**RECORDS FOR THE EXERCISE**
· · · · ·

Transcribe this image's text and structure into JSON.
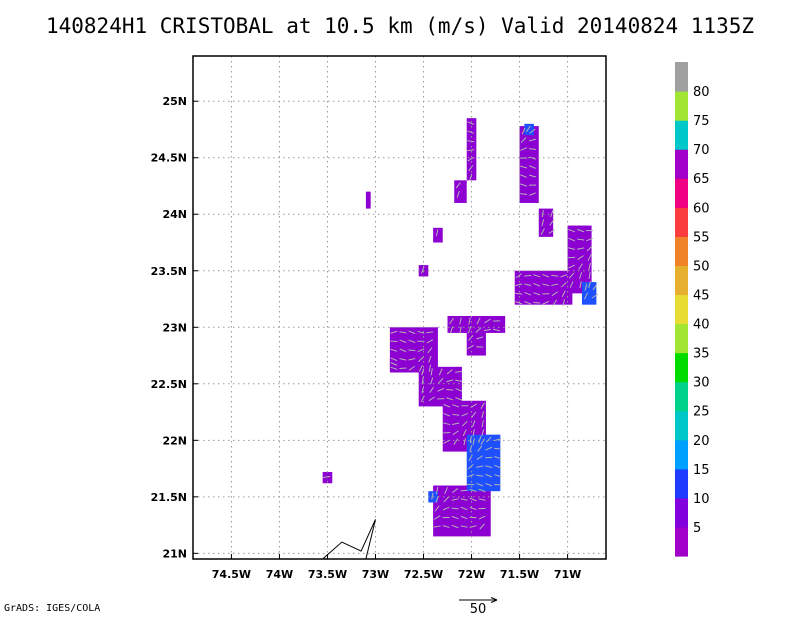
{
  "title": "140824H1 CRISTOBAL at 10.5 km (m/s) Valid 20140824 1135Z",
  "footer": "GrADS: IGES/COLA",
  "map": {
    "lon_range": [
      -74.9,
      -70.6
    ],
    "lat_range": [
      20.95,
      25.4
    ],
    "x_ticks": [
      {
        "value": -74.5,
        "label": "74.5W"
      },
      {
        "value": -74.0,
        "label": "74W"
      },
      {
        "value": -73.5,
        "label": "73.5W"
      },
      {
        "value": -73.0,
        "label": "73W"
      },
      {
        "value": -72.5,
        "label": "72.5W"
      },
      {
        "value": -72.0,
        "label": "72W"
      },
      {
        "value": -71.5,
        "label": "71.5W"
      },
      {
        "value": -71.0,
        "label": "71W"
      }
    ],
    "y_ticks": [
      {
        "value": 21.0,
        "label": "21N"
      },
      {
        "value": 21.5,
        "label": "21.5N"
      },
      {
        "value": 22.0,
        "label": "22N"
      },
      {
        "value": 22.5,
        "label": "22.5N"
      },
      {
        "value": 23.0,
        "label": "23N"
      },
      {
        "value": 23.5,
        "label": "23.5N"
      },
      {
        "value": 24.0,
        "label": "24N"
      },
      {
        "value": 24.5,
        "label": "24.5N"
      },
      {
        "value": 25.0,
        "label": "25N"
      }
    ],
    "grid": true,
    "coastline": [
      [
        -73.55,
        20.95
      ],
      [
        -73.35,
        21.1
      ],
      [
        -73.15,
        21.02
      ],
      [
        -73.0,
        21.3
      ],
      [
        -73.1,
        20.95
      ]
    ]
  },
  "colorbar": {
    "colors": [
      "#a000c8",
      "#8200dc",
      "#1e3cff",
      "#00a0ff",
      "#00c8c8",
      "#00d28c",
      "#00dc00",
      "#a0e632",
      "#e6dc32",
      "#e6af2d",
      "#f08228",
      "#fa3c3c",
      "#f00082",
      "#a000c8",
      "#00c8c8",
      "#a0e632",
      "#a0a0a0"
    ],
    "labels": [
      "5",
      "10",
      "15",
      "20",
      "25",
      "30",
      "35",
      "40",
      "45",
      "50",
      "55",
      "60",
      "65",
      "70",
      "75",
      "80"
    ]
  },
  "wind": {
    "colors": {
      "purple": "#8c00d2",
      "blue": "#1e50ff",
      "arrow": "#b4b4b4"
    },
    "regions": [
      {
        "color": "purple",
        "lon": [
          -72.05,
          -71.95
        ],
        "lat": [
          24.3,
          24.85
        ]
      },
      {
        "color": "purple",
        "lon": [
          -72.18,
          -72.05
        ],
        "lat": [
          24.1,
          24.3
        ]
      },
      {
        "color": "purple",
        "lon": [
          -73.1,
          -73.05
        ],
        "lat": [
          24.05,
          24.2
        ]
      },
      {
        "color": "purple",
        "lon": [
          -72.4,
          -72.3
        ],
        "lat": [
          23.75,
          23.88
        ]
      },
      {
        "color": "purple",
        "lon": [
          -72.55,
          -72.45
        ],
        "lat": [
          23.45,
          23.55
        ]
      },
      {
        "color": "purple",
        "lon": [
          -72.25,
          -71.65
        ],
        "lat": [
          22.95,
          23.1
        ]
      },
      {
        "color": "purple",
        "lon": [
          -72.05,
          -71.85
        ],
        "lat": [
          22.75,
          22.95
        ]
      },
      {
        "color": "purple",
        "lon": [
          -72.85,
          -72.35
        ],
        "lat": [
          22.6,
          23.0
        ]
      },
      {
        "color": "purple",
        "lon": [
          -72.55,
          -72.1
        ],
        "lat": [
          22.3,
          22.65
        ]
      },
      {
        "color": "purple",
        "lon": [
          -72.3,
          -71.85
        ],
        "lat": [
          21.9,
          22.35
        ]
      },
      {
        "color": "purple",
        "lon": [
          -72.85,
          -72.75
        ],
        "lat": [
          22.62,
          22.72
        ]
      },
      {
        "color": "purple",
        "lon": [
          -72.4,
          -71.8
        ],
        "lat": [
          21.15,
          21.6
        ]
      },
      {
        "color": "purple",
        "lon": [
          -73.55,
          -73.45
        ],
        "lat": [
          21.62,
          21.72
        ]
      },
      {
        "color": "blue",
        "lon": [
          -72.05,
          -71.7
        ],
        "lat": [
          21.55,
          22.05
        ]
      },
      {
        "color": "blue",
        "lon": [
          -72.45,
          -72.35
        ],
        "lat": [
          21.45,
          21.55
        ]
      },
      {
        "color": "purple",
        "lon": [
          -71.5,
          -71.3
        ],
        "lat": [
          24.1,
          24.78
        ]
      },
      {
        "color": "purple",
        "lon": [
          -71.3,
          -71.15
        ],
        "lat": [
          23.8,
          24.05
        ]
      },
      {
        "color": "purple",
        "lon": [
          -71.0,
          -70.75
        ],
        "lat": [
          23.3,
          23.9
        ]
      },
      {
        "color": "purple",
        "lon": [
          -71.55,
          -70.95
        ],
        "lat": [
          23.2,
          23.5
        ]
      },
      {
        "color": "blue",
        "lon": [
          -70.85,
          -70.7
        ],
        "lat": [
          23.2,
          23.4
        ]
      },
      {
        "color": "blue",
        "lon": [
          -71.45,
          -71.35
        ],
        "lat": [
          24.7,
          24.8
        ]
      }
    ],
    "reference_vector": {
      "label": "50"
    }
  }
}
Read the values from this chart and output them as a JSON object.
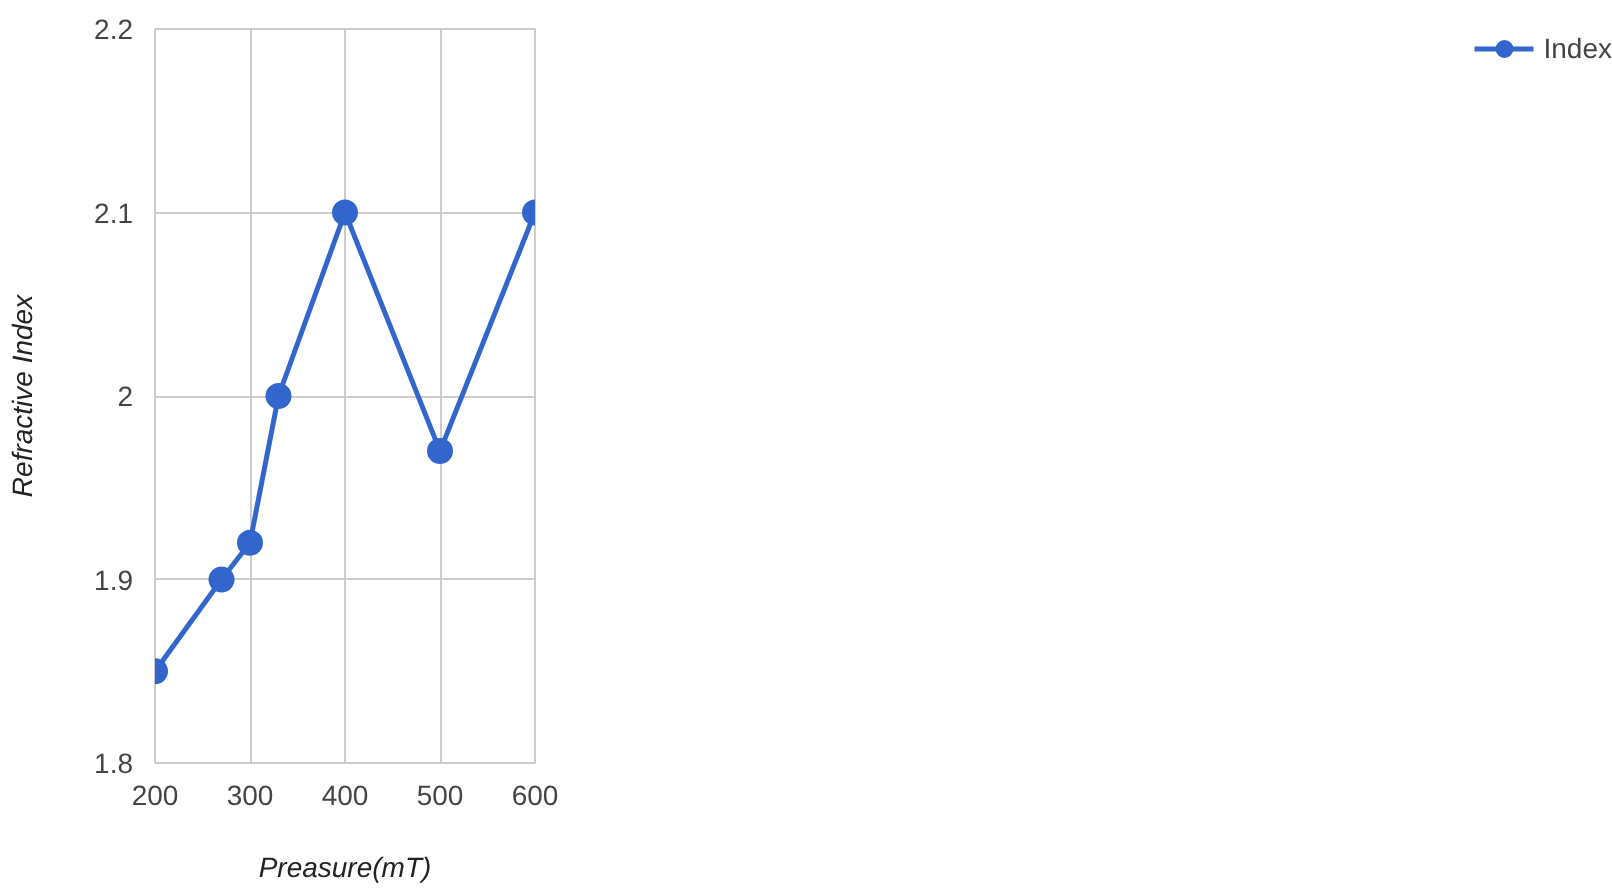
{
  "chart_data": {
    "type": "line",
    "xlabel": "Preasure(mT)",
    "ylabel": "Refractive Index",
    "x": [
      200,
      270,
      300,
      330,
      400,
      500,
      600
    ],
    "series": [
      {
        "name": "Index",
        "color": "#3366cc",
        "values": [
          1.85,
          1.9,
          1.92,
          2.0,
          2.1,
          1.97,
          2.1
        ]
      }
    ],
    "xlim": [
      200,
      600
    ],
    "xticks": [
      200,
      300,
      400,
      500,
      600
    ],
    "ylim": [
      1.8,
      2.2
    ],
    "yticks": [
      1.8,
      1.9,
      {
        "value": 2.0,
        "label": "2"
      },
      2.1,
      2.2
    ],
    "grid": true,
    "legend": "top right",
    "marker": "circle",
    "line_style": "solid"
  }
}
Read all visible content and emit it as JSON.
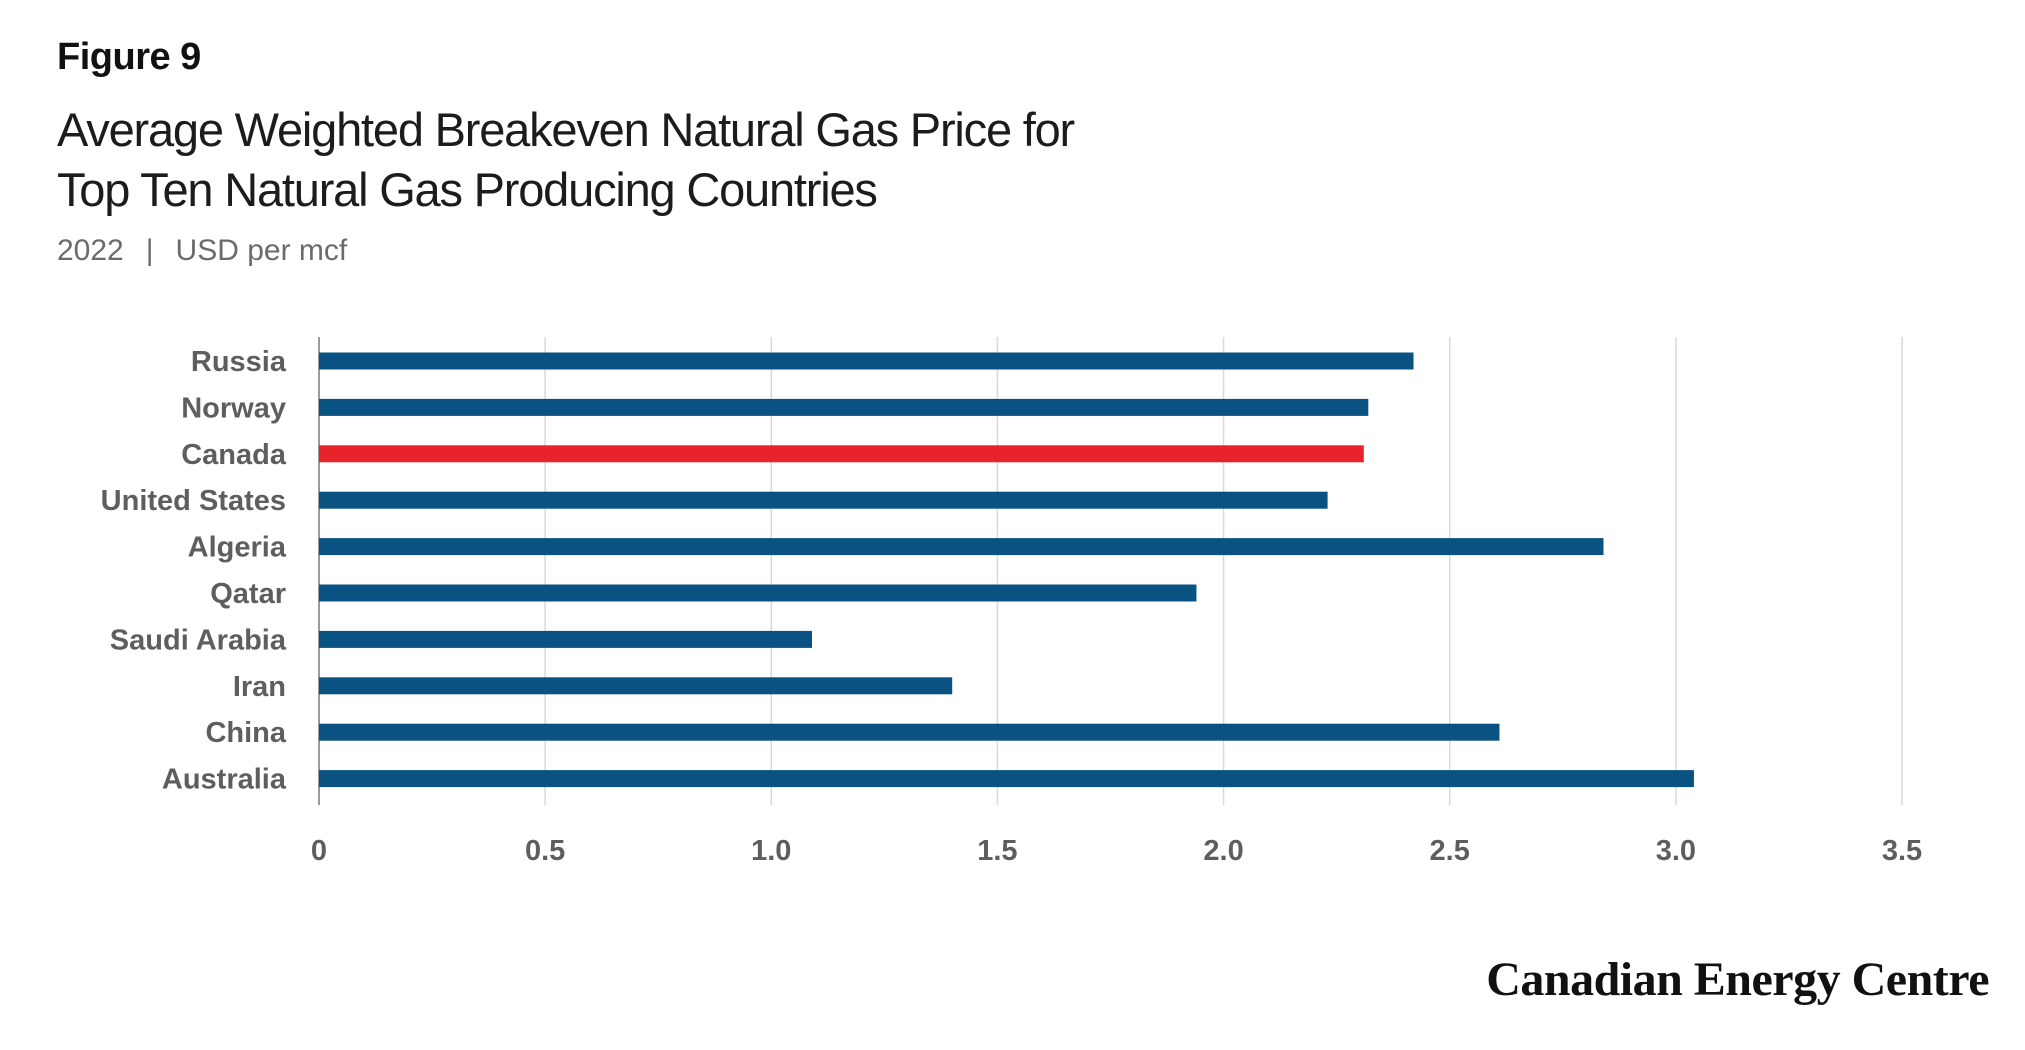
{
  "figure_label": "Figure 9",
  "title_lines": [
    "Average Weighted Breakeven  Natural Gas Price for",
    "Top Ten Natural Gas Producing Countries"
  ],
  "subtitle": {
    "year": "2022",
    "separator": "|",
    "unit": "USD per mcf"
  },
  "source_logo": "Canadian Energy Centre",
  "colors": {
    "bar": "#0a5282",
    "highlight": "#e8232a",
    "grid": "#d9d9d9",
    "axis": "#9a9a9a"
  },
  "chart_data": {
    "type": "bar",
    "orientation": "horizontal",
    "categories": [
      "Russia",
      "Norway",
      "Canada",
      "United States",
      "Algeria",
      "Qatar",
      "Saudi Arabia",
      "Iran",
      "China",
      "Australia"
    ],
    "values": [
      2.42,
      2.32,
      2.31,
      2.23,
      2.84,
      1.94,
      1.09,
      1.4,
      2.61,
      3.04
    ],
    "highlight_category": "Canada",
    "xlim": [
      0,
      3.5
    ],
    "xticks": [
      0,
      0.5,
      1.0,
      1.5,
      2.0,
      2.5,
      3.0,
      3.5
    ],
    "xtick_labels": [
      "0",
      "0.5",
      "1.0",
      "1.5",
      "2.0",
      "2.5",
      "3.0",
      "3.5"
    ],
    "grid": true,
    "xlabel": "",
    "ylabel": ""
  }
}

· · · · ·

**WHAT IS NEEDED**
All of the lines above should be retyped precisely, apart from the pictures.

**SOLUTION TO THIS EXERCISE**
Transcribe this image's text and structure into JSON.
{
  "title": "140824H1 CRISTOBAL at 10.5 km (m/s) Valid 20140824 1135Z",
  "footer": "GrADS: IGES/COLA",
  "map": {
    "lon_range": [
      -74.9,
      -70.6
    ],
    "lat_range": [
      20.95,
      25.4
    ],
    "x_ticks": [
      {
        "value": -74.5,
        "label": "74.5W"
      },
      {
        "value": -74.0,
        "label": "74W"
      },
      {
        "value": -73.5,
        "label": "73.5W"
      },
      {
        "value": -73.0,
        "label": "73W"
      },
      {
        "value": -72.5,
        "label": "72.5W"
      },
      {
        "value": -72.0,
        "label": "72W"
      },
      {
        "value": -71.5,
        "label": "71.5W"
      },
      {
        "value": -71.0,
        "label": "71W"
      }
    ],
    "y_ticks": [
      {
        "value": 21.0,
        "label": "21N"
      },
      {
        "value": 21.5,
        "label": "21.5N"
      },
      {
        "value": 22.0,
        "label": "22N"
      },
      {
        "value": 22.5,
        "label": "22.5N"
      },
      {
        "value": 23.0,
        "label": "23N"
      },
      {
        "value": 23.5,
        "label": "23.5N"
      },
      {
        "value": 24.0,
        "label": "24N"
      },
      {
        "value": 24.5,
        "label": "24.5N"
      },
      {
        "value": 25.0,
        "label": "25N"
      }
    ],
    "grid": true,
    "coastline": [
      [
        -73.55,
        20.95
      ],
      [
        -73.35,
        21.1
      ],
      [
        -73.15,
        21.02
      ],
      [
        -73.0,
        21.3
      ],
      [
        -73.1,
        20.95
      ]
    ]
  },
  "colorbar": {
    "colors": [
      "#a000c8",
      "#8200dc",
      "#1e3cff",
      "#00a0ff",
      "#00c8c8",
      "#00d28c",
      "#00dc00",
      "#a0e632",
      "#e6dc32",
      "#e6af2d",
      "#f08228",
      "#fa3c3c",
      "#f00082",
      "#a000c8",
      "#00c8c8",
      "#a0e632",
      "#a0a0a0"
    ],
    "labels": [
      "5",
      "10",
      "15",
      "20",
      "25",
      "30",
      "35",
      "40",
      "45",
      "50",
      "55",
      "60",
      "65",
      "70",
      "75",
      "80"
    ]
  },
  "wind": {
    "colors": {
      "purple": "#8c00d2",
      "blue": "#1e50ff",
      "arrow": "#b4b4b4"
    },
    "regions": [
      {
        "color": "purple",
        "lon": [
          -72.05,
          -71.95
        ],
        "lat": [
          24.3,
          24.85
        ]
      },
      {
        "color": "purple",
        "lon": [
          -72.18,
          -72.05
        ],
        "lat": [
          24.1,
          24.3
        ]
      },
      {
        "color": "purple",
        "lon": [
          -73.1,
          -73.05
        ],
        "lat": [
          24.05,
          24.2
        ]
      },
      {
        "color": "purple",
        "lon": [
          -72.4,
          -72.3
        ],
        "lat": [
          23.75,
          23.88
        ]
      },
      {
        "color": "purple",
        "lon": [
          -72.55,
          -72.45
        ],
        "lat": [
          23.45,
          23.55
        ]
      },
      {
        "color": "purple",
        "lon": [
          -72.25,
          -71.65
        ],
        "lat": [
          22.95,
          23.1
        ]
      },
      {
        "color": "purple",
        "lon": [
          -72.05,
          -71.85
        ],
        "lat": [
          22.75,
          22.95
        ]
      },
      {
        "color": "purple",
        "lon": [
          -72.85,
          -72.35
        ],
        "lat": [
          22.6,
          23.0
        ]
      },
      {
        "color": "purple",
        "lon": [
          -72.55,
          -72.1
        ],
        "lat": [
          22.3,
          22.65
        ]
      },
      {
        "color": "purple",
        "lon": [
          -72.3,
          -71.85
        ],
        "lat": [
          21.9,
          22.35
        ]
      },
      {
        "color": "purple",
        "lon": [
          -72.85,
          -72.75
        ],
        "lat": [
          22.62,
          22.72
        ]
      },
      {
        "color": "purple",
        "lon": [
          -72.4,
          -71.8
        ],
        "lat": [
          21.15,
          21.6
        ]
      },
      {
        "color": "purple",
        "lon": [
          -73.55,
          -73.45
        ],
        "lat": [
          21.62,
          21.72
        ]
      },
      {
        "color": "blue",
        "lon": [
          -72.05,
          -71.7
        ],
        "lat": [
          21.55,
          22.05
        ]
      },
      {
        "color": "blue",
        "lon": [
          -72.45,
          -72.35
        ],
        "lat": [
          21.45,
          21.55
        ]
      },
      {
        "color": "purple",
        "lon": [
          -71.5,
          -71.3
        ],
        "lat": [
          24.1,
          24.78
        ]
      },
      {
        "color": "purple",
        "lon": [
          -71.3,
          -71.15
        ],
        "lat": [
          23.8,
          24.05
        ]
      },
      {
        "color": "purple",
        "lon": [
          -71.0,
          -70.75
        ],
        "lat": [
          23.3,
          23.9
        ]
      },
      {
        "color": "purple",
        "lon": [
          -71.55,
          -70.95
        ],
        "lat": [
          23.2,
          23.5
        ]
      },
      {
        "color": "blue",
        "lon": [
          -70.85,
          -70.7
        ],
        "lat": [
          23.2,
          23.4
        ]
      },
      {
        "color": "blue",
        "lon": [
          -71.45,
          -71.35
        ],
        "lat": [
          24.7,
          24.8
        ]
      }
    ],
    "reference_vector": {
      "label": "50"
    }
  }
}
Read the values from this chart and output them as a JSON object.
{
  "chart_data": {
    "type": "line",
    "xlabel": "Preasure(mT)",
    "ylabel": "Refractive Index",
    "x": [
      200,
      270,
      300,
      330,
      400,
      500,
      600
    ],
    "series": [
      {
        "name": "Index",
        "color": "#3366cc",
        "values": [
          1.85,
          1.9,
          1.92,
          2.0,
          2.1,
          1.97,
          2.1
        ]
      }
    ],
    "xlim": [
      200,
      600
    ],
    "xticks": [
      200,
      300,
      400,
      500,
      600
    ],
    "ylim": [
      1.8,
      2.2
    ],
    "yticks": [
      1.8,
      1.9,
      {
        "value": 2.0,
        "label": "2"
      },
      2.1,
      2.2
    ],
    "grid": true,
    "legend": "top right",
    "marker": "circle",
    "line_style": "solid"
  }
}
Read all visible content and emit it as JSON.
{
  "figure_label": "Figure 9",
  "title_lines": [
    "Average Weighted Breakeven  Natural Gas Price for",
    "Top Ten Natural Gas Producing Countries"
  ],
  "subtitle": {
    "year": "2022",
    "separator": "|",
    "unit": "USD per mcf"
  },
  "source_logo": "Canadian Energy Centre",
  "colors": {
    "bar": "#0a5282",
    "highlight": "#e8232a",
    "grid": "#d9d9d9",
    "axis": "#9a9a9a"
  },
  "chart_data": {
    "type": "bar",
    "orientation": "horizontal",
    "categories": [
      "Russia",
      "Norway",
      "Canada",
      "United States",
      "Algeria",
      "Qatar",
      "Saudi Arabia",
      "Iran",
      "China",
      "Australia"
    ],
    "values": [
      2.42,
      2.32,
      2.31,
      2.23,
      2.84,
      1.94,
      1.09,
      1.4,
      2.61,
      3.04
    ],
    "highlight_category": "Canada",
    "xlim": [
      0,
      3.5
    ],
    "xticks": [
      0,
      0.5,
      1.0,
      1.5,
      2.0,
      2.5,
      3.0,
      3.5
    ],
    "xtick_labels": [
      "0",
      "0.5",
      "1.0",
      "1.5",
      "2.0",
      "2.5",
      "3.0",
      "3.5"
    ],
    "grid": true,
    "xlabel": "",
    "ylabel": ""
  }
}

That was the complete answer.